What you need to do:
Bring together all lines of the material below that contain the string "para".

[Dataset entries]
-------------------------

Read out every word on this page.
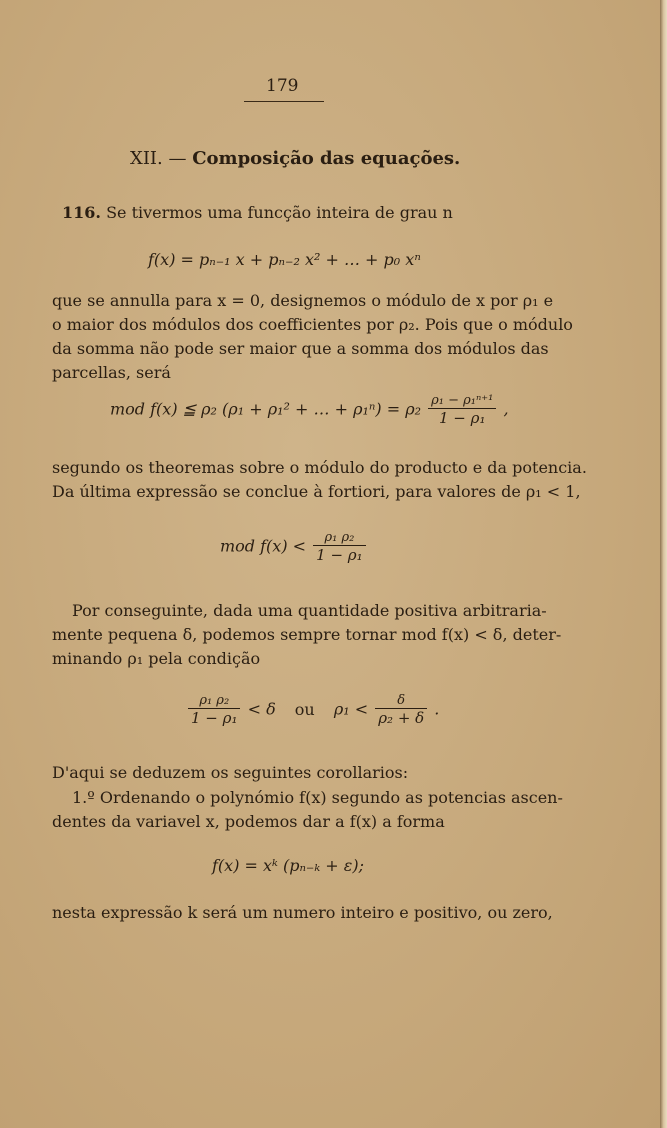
179
XII. — Composição das equações.
116. Se tivermos uma funcção inteira de grau n
f(x) = pₙ₋₁ x + pₙ₋₂ x² + … + p₀ xⁿ
que se annulla para x = 0, designemos o módulo de x por ρ₁ e
o maior dos módulos dos coefficientes por ρ₂. Pois que o módulo
da somma não pode ser maior que a somma dos módulos das
parcellas, será
mod f(x) ≦ ρ₂ (ρ₁ + ρ₁² + … + $\rho_1^n) = \rho_2 \frac{\text{ρ₁ − ρ₁ⁿ⁺¹}}{\text{1 − ρ₁}}$ ,
segundo os theoremas sobre o módulo do producto e da potencia.
Da última expressão se conclue à fortiori, para valores de ρ₁ < 1,
mod $f(x) < \frac{\text{ρ₁ ρ₂}}{\text{1 − ρ₁}}$
Por conseguinte, dada uma quantidade positiva arbitraria-
mente pequena δ, podemos sempre tornar mod f(x) < δ, deter-
minando ρ₁ pela condição
$\frac{\text{ρ₁ ρ₂}}{\text{1 − ρ₁}} < \delta$ ou $\rho_1 < \frac{\delta}{\text{ρ₂ + δ}}$ .
D'aqui se deduzem os seguintes corollarios:
1.º Ordenando o polynómio f(x) segundo as potencias ascen-
dentes da variavel x, podemos dar a f(x) a forma
f(x) = xᵏ (pₙ₋ₖ + ε);
nesta expressão k será um numero inteiro e positivo, ou zero,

-------------------------

Exercise result:
que se annulla para x = 0, designemos o módulo de x por ρ₁ e
Da última expressão se conclue à fortiori, para valores de ρ₁ < 1,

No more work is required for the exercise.